== Problem requirements ==
State the count of lines below in which the word "this" appears, and add nothing.

── Data extract ──

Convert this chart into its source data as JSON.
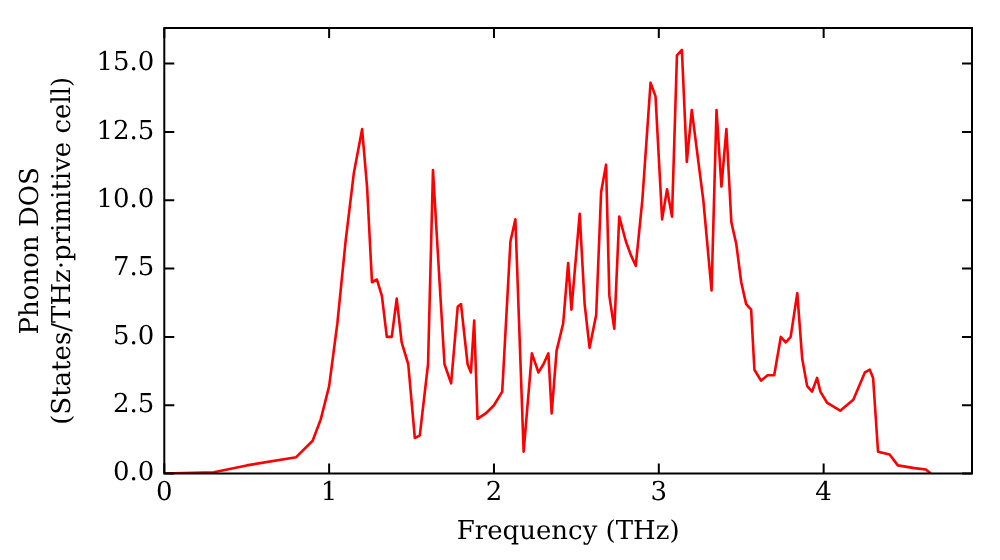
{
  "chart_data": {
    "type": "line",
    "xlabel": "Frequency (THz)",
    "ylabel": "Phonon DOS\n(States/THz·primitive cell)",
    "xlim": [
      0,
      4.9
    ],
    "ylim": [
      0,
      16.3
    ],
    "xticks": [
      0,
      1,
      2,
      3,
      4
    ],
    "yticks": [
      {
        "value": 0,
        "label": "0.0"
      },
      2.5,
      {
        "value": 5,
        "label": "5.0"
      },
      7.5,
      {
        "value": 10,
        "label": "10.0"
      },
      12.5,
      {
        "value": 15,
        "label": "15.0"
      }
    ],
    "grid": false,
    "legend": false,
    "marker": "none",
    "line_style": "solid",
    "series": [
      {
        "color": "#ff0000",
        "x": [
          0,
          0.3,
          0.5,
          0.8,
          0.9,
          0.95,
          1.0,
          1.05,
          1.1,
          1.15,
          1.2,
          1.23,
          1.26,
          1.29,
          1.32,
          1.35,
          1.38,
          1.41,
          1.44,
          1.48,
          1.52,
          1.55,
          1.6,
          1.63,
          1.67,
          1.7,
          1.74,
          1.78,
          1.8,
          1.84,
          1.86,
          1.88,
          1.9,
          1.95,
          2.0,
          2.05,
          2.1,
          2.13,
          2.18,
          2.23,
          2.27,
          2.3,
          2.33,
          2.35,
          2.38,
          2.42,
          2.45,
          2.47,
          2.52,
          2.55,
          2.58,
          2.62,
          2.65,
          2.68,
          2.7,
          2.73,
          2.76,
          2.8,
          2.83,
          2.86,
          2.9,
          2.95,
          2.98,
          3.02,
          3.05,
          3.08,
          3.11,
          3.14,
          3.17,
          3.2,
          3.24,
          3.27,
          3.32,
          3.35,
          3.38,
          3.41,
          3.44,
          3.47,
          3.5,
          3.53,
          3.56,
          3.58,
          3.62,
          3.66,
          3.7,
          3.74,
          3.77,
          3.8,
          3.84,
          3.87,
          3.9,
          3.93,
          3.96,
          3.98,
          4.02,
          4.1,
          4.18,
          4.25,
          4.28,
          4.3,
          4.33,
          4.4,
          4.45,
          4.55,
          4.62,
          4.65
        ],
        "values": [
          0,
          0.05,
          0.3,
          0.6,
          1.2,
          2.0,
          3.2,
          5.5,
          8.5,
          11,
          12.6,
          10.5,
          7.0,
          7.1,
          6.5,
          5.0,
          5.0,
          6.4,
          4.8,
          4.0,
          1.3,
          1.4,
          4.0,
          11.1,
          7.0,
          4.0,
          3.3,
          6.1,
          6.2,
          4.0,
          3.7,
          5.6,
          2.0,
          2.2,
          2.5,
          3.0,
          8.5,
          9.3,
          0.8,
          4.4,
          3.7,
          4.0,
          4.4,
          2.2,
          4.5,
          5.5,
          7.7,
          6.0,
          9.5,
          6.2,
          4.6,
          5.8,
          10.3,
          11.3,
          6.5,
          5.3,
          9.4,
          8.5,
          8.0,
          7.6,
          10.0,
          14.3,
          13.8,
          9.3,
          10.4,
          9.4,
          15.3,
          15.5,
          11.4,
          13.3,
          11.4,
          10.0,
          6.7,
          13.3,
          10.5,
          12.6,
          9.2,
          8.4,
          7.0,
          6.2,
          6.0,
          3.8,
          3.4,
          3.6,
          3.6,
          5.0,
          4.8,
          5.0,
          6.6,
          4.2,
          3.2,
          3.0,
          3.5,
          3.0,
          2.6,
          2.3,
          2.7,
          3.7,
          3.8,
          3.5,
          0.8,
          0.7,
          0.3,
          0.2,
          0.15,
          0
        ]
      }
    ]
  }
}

───
── Data extract ──

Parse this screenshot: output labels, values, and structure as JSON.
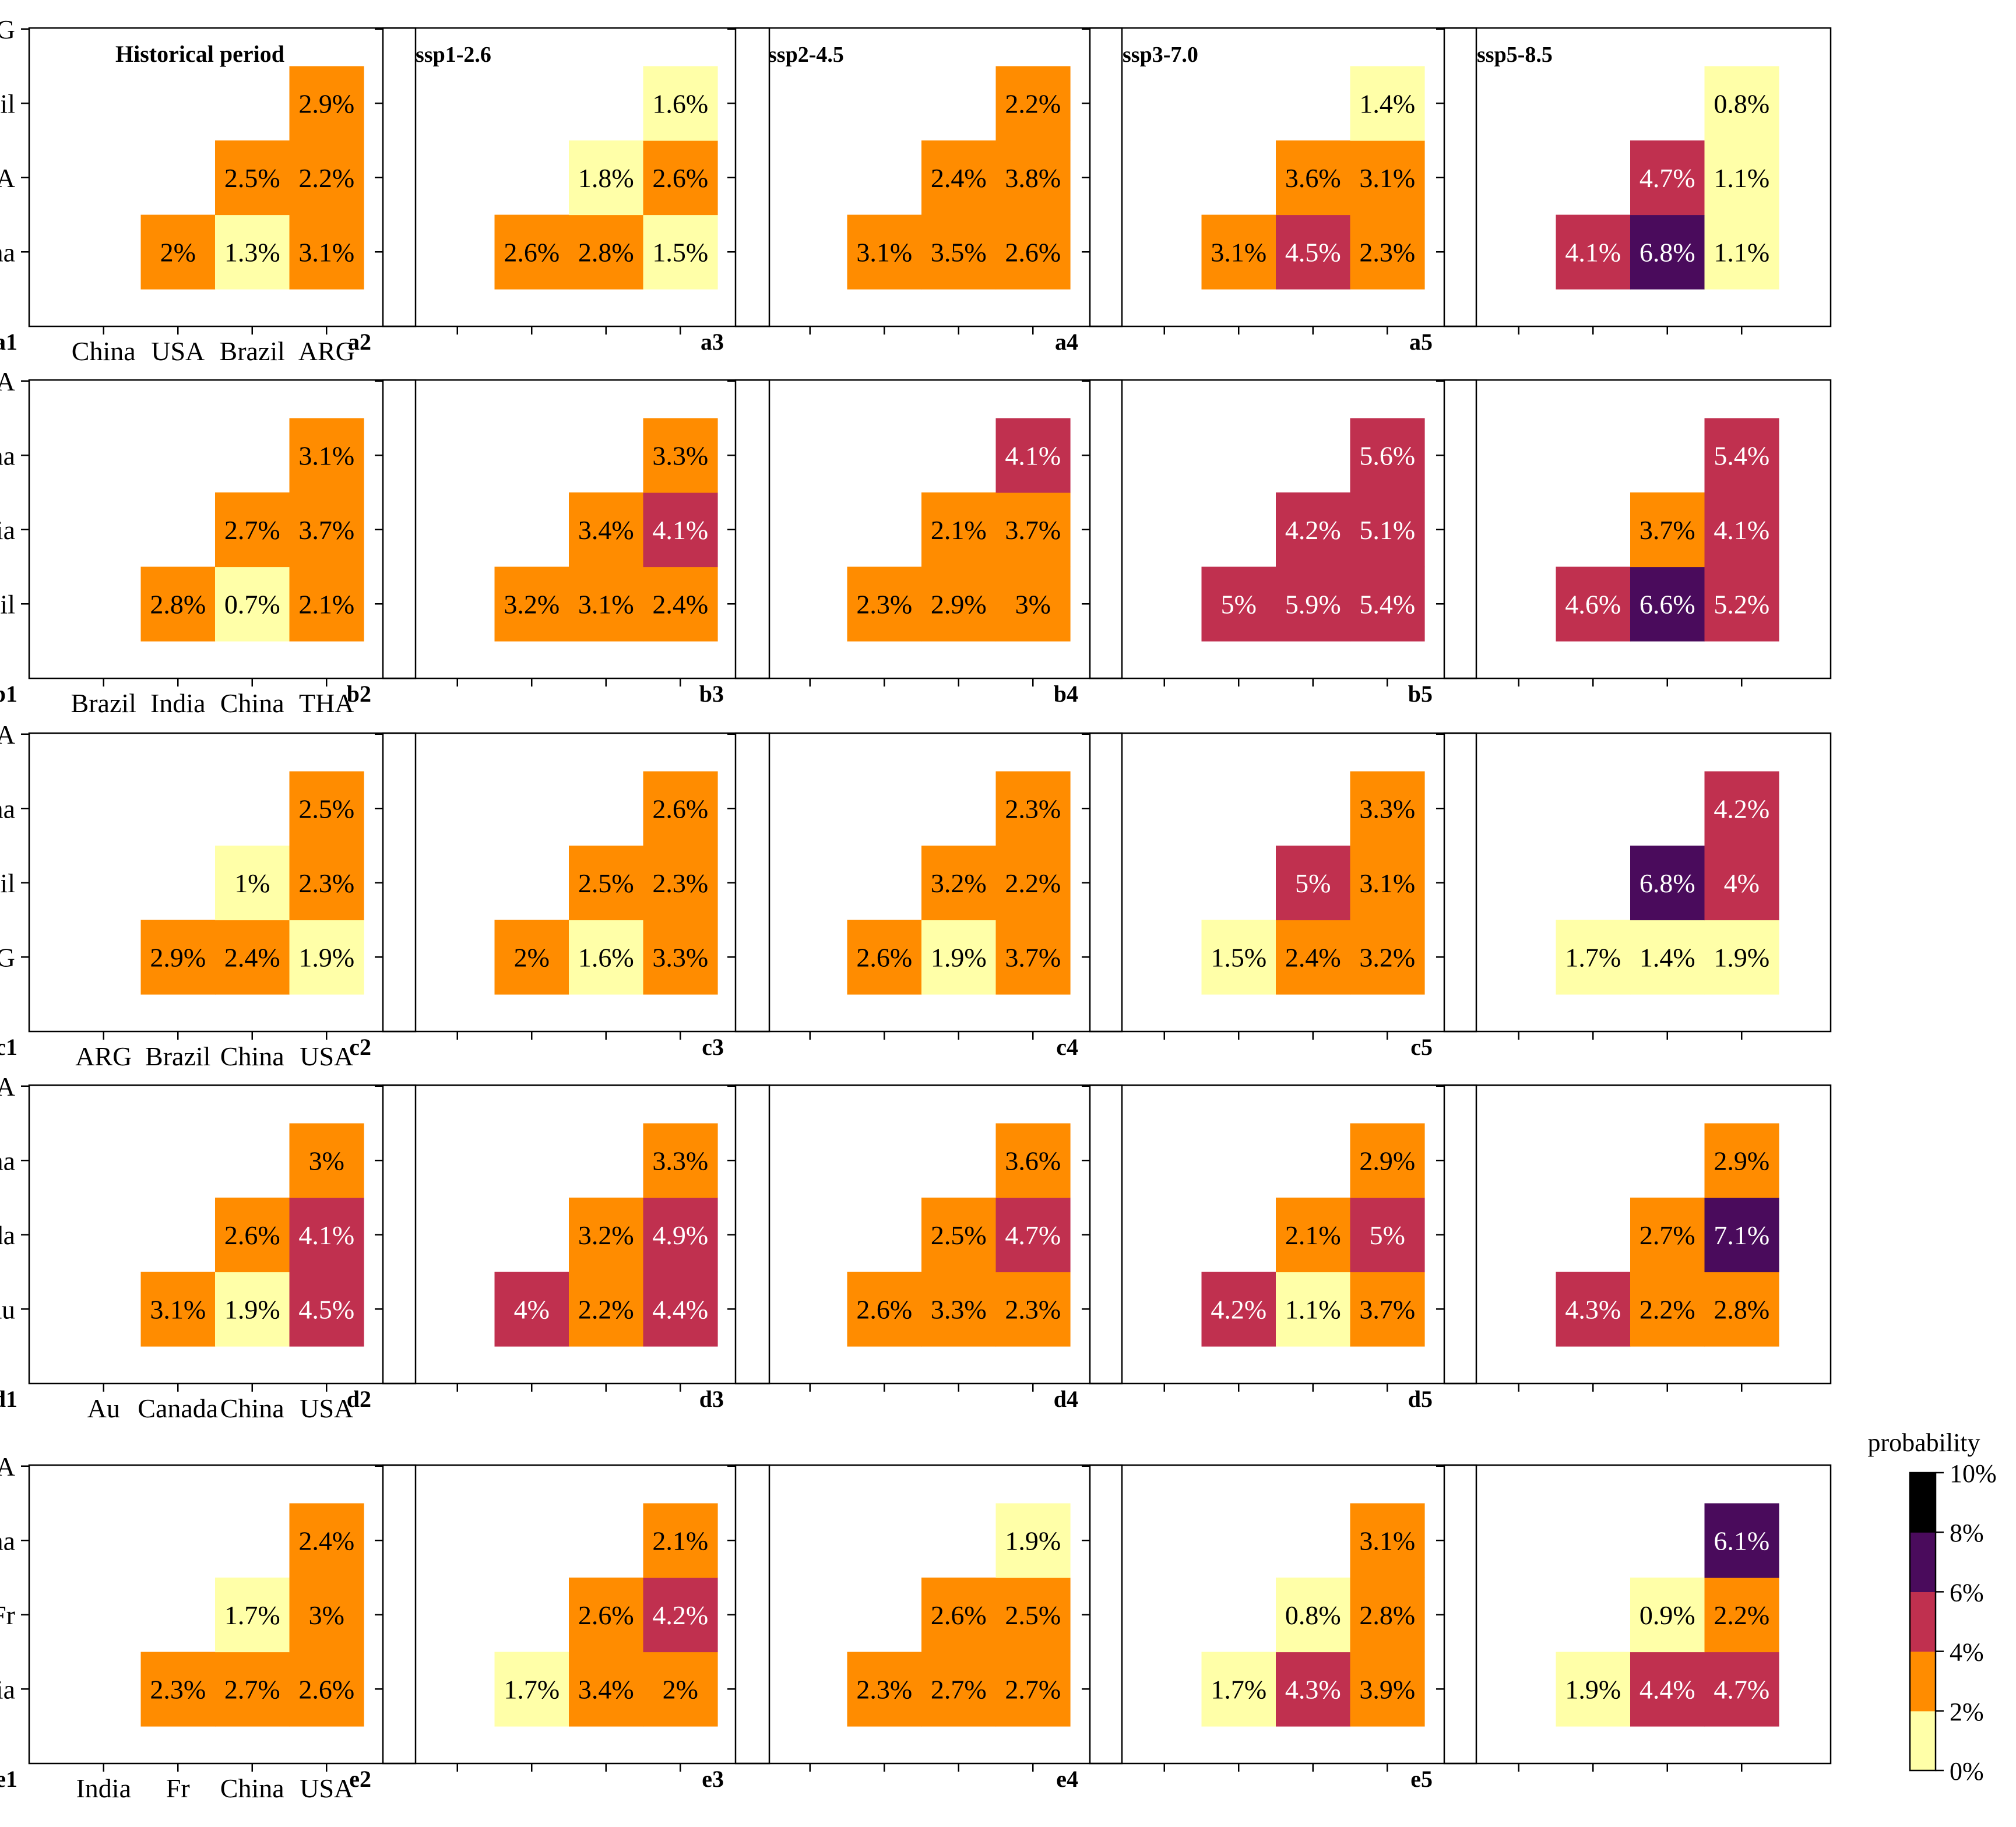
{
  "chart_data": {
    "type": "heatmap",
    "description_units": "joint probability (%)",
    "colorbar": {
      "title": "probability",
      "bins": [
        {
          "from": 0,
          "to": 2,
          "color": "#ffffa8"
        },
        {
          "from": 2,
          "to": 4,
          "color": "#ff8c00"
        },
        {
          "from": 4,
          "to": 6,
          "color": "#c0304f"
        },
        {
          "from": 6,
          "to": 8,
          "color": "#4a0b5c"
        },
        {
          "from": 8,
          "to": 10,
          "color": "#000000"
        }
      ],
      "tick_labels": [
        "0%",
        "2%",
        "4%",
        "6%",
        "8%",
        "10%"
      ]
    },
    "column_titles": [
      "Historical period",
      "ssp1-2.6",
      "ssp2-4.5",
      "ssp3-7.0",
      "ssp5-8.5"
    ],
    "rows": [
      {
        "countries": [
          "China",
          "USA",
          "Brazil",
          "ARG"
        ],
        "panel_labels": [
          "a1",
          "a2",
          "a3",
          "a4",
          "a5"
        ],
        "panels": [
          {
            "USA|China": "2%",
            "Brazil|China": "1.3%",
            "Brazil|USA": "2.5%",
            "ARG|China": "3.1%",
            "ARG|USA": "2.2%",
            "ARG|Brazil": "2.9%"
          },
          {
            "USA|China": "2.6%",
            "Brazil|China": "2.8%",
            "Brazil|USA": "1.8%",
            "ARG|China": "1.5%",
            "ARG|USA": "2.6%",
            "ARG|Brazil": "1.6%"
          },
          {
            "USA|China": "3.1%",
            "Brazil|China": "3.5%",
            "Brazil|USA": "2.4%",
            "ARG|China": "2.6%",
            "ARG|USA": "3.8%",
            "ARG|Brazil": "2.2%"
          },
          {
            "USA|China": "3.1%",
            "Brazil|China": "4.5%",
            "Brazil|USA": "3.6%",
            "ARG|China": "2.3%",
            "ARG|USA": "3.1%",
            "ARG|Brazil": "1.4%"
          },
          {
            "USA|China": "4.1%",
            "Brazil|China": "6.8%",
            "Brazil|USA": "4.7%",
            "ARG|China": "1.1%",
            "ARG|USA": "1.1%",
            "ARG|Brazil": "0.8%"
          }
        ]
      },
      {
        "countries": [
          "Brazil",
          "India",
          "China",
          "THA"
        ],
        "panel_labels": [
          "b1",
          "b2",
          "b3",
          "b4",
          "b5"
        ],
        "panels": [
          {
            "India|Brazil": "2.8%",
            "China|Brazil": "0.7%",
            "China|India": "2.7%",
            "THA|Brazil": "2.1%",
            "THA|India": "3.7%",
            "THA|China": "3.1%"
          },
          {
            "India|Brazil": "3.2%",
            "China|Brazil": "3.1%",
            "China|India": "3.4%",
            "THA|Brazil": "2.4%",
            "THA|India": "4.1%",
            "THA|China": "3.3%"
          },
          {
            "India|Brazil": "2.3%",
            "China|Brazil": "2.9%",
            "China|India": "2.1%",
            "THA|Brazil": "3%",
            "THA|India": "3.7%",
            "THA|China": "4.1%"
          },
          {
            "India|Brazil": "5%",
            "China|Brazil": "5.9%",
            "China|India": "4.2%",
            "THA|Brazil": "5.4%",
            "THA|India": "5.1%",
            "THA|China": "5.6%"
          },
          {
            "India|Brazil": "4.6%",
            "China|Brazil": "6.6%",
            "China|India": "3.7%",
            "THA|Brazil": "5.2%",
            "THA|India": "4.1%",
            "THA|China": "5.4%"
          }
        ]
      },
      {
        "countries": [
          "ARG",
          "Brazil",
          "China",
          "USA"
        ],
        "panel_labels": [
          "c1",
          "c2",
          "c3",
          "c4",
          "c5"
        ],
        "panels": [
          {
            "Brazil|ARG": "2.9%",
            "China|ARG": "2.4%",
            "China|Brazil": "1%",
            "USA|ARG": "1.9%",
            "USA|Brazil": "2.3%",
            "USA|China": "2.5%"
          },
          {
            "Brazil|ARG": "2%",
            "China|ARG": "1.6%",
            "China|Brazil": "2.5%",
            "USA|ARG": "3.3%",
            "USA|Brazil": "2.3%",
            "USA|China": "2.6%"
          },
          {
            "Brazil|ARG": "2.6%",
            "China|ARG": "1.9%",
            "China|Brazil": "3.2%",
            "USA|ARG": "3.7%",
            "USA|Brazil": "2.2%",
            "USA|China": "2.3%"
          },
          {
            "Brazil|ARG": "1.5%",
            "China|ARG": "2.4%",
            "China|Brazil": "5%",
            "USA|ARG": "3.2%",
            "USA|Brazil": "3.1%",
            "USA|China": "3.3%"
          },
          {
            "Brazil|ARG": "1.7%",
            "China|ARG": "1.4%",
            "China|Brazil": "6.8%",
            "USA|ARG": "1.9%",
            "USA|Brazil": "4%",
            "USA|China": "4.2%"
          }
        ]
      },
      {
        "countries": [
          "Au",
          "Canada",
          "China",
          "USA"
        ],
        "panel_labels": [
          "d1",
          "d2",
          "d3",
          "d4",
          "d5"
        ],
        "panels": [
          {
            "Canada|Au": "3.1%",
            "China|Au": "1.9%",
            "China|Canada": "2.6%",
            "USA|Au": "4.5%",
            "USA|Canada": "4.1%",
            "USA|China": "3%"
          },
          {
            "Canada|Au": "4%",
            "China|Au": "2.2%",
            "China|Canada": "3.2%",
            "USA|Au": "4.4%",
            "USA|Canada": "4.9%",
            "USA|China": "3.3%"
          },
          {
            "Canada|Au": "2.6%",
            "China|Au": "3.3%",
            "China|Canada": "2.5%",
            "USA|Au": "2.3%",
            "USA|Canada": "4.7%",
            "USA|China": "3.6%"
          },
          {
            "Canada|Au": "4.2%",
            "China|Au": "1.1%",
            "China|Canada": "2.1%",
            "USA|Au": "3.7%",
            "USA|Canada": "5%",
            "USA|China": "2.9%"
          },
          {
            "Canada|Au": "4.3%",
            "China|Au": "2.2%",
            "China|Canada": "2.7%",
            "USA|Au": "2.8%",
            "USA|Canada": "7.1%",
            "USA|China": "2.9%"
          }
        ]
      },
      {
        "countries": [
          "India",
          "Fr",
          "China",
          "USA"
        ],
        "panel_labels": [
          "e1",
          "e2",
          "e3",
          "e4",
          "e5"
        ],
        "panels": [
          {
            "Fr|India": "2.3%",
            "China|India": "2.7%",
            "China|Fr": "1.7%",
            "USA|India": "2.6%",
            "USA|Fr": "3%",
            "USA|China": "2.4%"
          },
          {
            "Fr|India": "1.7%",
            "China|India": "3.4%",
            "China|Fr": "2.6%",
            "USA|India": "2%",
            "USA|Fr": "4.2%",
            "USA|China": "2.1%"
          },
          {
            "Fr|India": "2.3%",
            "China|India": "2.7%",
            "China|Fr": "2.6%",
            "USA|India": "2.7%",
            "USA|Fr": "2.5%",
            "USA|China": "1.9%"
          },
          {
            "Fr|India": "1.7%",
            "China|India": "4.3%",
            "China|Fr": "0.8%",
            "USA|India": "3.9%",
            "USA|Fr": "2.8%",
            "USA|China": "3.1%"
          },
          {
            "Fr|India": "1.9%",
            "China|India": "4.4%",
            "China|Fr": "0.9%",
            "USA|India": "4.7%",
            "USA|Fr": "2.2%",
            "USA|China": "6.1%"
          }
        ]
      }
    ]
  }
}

───

== Expected answer ==
2